WHAT YOU SHOULD DO: Work out how many lines contain "deployments". Reply with the count alone.

————

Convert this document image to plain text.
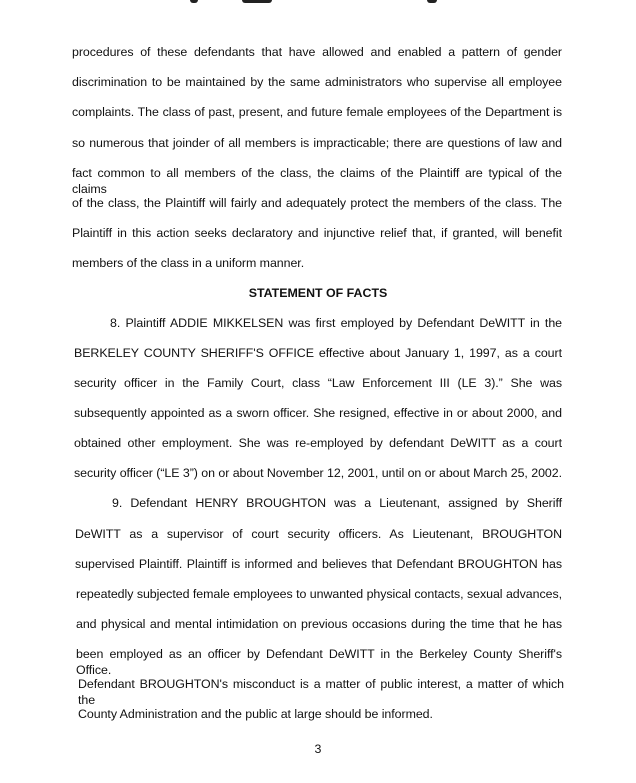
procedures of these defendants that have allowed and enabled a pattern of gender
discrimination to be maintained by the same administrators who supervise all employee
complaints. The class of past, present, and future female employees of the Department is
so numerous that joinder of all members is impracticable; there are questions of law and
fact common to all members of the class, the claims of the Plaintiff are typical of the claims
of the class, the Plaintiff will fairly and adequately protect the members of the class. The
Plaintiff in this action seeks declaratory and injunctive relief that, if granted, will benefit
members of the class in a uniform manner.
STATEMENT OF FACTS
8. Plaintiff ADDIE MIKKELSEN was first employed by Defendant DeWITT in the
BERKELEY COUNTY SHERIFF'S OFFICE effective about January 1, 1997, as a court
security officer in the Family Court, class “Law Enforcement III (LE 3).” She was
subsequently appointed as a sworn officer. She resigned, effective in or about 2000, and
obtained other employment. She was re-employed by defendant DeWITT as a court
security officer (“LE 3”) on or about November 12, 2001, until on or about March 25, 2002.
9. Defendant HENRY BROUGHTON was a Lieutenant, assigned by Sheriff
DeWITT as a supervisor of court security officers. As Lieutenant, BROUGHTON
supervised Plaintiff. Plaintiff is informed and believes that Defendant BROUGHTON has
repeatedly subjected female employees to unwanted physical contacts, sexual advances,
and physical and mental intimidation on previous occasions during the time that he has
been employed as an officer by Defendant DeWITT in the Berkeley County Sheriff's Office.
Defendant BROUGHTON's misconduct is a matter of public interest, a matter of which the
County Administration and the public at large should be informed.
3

————

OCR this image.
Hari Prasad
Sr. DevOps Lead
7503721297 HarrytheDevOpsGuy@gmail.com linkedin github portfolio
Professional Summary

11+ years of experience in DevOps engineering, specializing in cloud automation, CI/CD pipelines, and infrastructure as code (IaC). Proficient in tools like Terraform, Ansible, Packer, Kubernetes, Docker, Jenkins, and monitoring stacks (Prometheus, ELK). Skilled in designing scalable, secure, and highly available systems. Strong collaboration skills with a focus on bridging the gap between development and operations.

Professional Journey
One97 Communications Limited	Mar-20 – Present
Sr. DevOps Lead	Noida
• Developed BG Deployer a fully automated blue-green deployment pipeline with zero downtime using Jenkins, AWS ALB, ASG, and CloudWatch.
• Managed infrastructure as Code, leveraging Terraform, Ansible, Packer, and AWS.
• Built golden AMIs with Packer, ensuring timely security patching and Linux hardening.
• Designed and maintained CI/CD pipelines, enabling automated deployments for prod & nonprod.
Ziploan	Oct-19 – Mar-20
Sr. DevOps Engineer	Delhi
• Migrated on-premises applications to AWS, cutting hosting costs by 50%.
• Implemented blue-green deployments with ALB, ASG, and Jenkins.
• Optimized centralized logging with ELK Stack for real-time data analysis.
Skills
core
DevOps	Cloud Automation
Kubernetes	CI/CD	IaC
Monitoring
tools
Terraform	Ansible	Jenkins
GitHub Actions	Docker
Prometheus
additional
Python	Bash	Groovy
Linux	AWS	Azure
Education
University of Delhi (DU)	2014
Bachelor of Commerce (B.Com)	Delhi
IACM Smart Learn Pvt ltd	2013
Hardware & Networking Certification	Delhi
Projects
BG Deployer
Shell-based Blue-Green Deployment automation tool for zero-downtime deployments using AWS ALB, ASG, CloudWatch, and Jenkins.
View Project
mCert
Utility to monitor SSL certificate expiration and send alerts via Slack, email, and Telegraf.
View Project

————

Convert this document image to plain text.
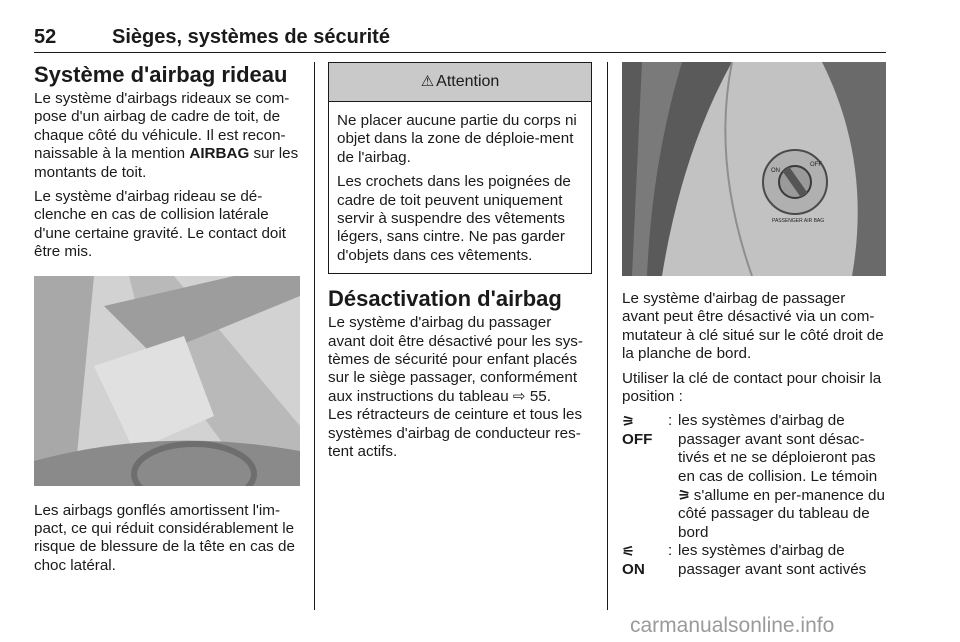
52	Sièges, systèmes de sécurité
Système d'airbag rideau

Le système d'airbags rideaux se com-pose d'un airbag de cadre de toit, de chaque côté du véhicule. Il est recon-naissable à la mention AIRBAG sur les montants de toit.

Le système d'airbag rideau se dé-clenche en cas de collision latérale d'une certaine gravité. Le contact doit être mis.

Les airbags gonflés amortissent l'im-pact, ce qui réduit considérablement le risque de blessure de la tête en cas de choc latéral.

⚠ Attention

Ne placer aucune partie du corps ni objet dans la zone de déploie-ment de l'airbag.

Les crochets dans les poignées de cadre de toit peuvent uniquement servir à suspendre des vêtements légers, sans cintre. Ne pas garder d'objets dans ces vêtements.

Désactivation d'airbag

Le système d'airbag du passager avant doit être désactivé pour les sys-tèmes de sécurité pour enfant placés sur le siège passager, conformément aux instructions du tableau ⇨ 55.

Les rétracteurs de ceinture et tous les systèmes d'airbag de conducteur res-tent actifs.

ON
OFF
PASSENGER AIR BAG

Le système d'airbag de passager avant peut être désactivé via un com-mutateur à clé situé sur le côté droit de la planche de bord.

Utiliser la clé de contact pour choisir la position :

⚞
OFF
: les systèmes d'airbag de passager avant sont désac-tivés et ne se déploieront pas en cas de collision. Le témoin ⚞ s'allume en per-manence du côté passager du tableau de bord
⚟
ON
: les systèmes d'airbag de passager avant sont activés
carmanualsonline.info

————

EXERCISE RESULT: 3